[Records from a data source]
********

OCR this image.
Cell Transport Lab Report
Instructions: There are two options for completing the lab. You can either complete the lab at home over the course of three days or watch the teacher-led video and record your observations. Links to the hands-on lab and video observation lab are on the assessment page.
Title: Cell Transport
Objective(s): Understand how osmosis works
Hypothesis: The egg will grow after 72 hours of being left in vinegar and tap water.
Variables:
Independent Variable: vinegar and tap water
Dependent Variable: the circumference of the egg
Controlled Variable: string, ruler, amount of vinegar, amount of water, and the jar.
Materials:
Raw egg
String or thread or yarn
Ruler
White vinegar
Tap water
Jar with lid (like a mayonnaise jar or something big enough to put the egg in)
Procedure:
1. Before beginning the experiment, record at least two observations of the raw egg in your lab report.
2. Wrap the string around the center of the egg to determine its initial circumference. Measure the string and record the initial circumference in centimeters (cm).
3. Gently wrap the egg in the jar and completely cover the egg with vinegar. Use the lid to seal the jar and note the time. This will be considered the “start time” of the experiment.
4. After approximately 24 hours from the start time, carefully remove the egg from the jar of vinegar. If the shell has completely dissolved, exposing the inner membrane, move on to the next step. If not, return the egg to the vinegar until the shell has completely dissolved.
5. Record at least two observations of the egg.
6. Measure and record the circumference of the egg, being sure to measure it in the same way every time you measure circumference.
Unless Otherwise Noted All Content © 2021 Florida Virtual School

********

» WORK TO COMPLETE
Give the material above again, word for word.

» SOLUTION TO THIS PROBLEM
OCR this image.
Cell Transport Lab Report
Instructions: There are two options for completing the lab. You can either complete the lab at home over the course of three days or watch the teacher-led video and record your observations. Links to the hands-on lab and video observation lab are on the assessment page.
Title: Cell Transport
Objective(s): Understand how osmosis works
Hypothesis: The egg will grow after 72 hours of being left in vinegar and tap water.
Variables:
Independent Variable: vinegar and tap water
Dependent Variable: the circumference of the egg
Controlled Variable: string, ruler, amount of vinegar, amount of water, and the jar.
Materials:
Raw egg
String or thread or yarn
Ruler
White vinegar
Tap water
Jar with lid (like a mayonnaise jar or something big enough to put the egg in)
Procedure:
1. Before beginning the experiment, record at least two observations of the raw egg in your lab report.
2. Wrap the string around the center of the egg to determine its initial circumference. Measure the string and record the initial circumference in centimeters (cm).
3. Gently wrap the egg in the jar and completely cover the egg with vinegar. Use the lid to seal the jar and note the time. This will be considered the “start time” of the experiment.
4. After approximately 24 hours from the start time, carefully remove the egg from the jar of vinegar. If the shell has completely dissolved, exposing the inner membrane, move on to the next step. If not, return the egg to the vinegar until the shell has completely dissolved.
5. Record at least two observations of the egg.
6. Measure and record the circumference of the egg, being sure to measure it in the same way every time you measure circumference.
Unless Otherwise Noted All Content © 2021 Florida Virtual School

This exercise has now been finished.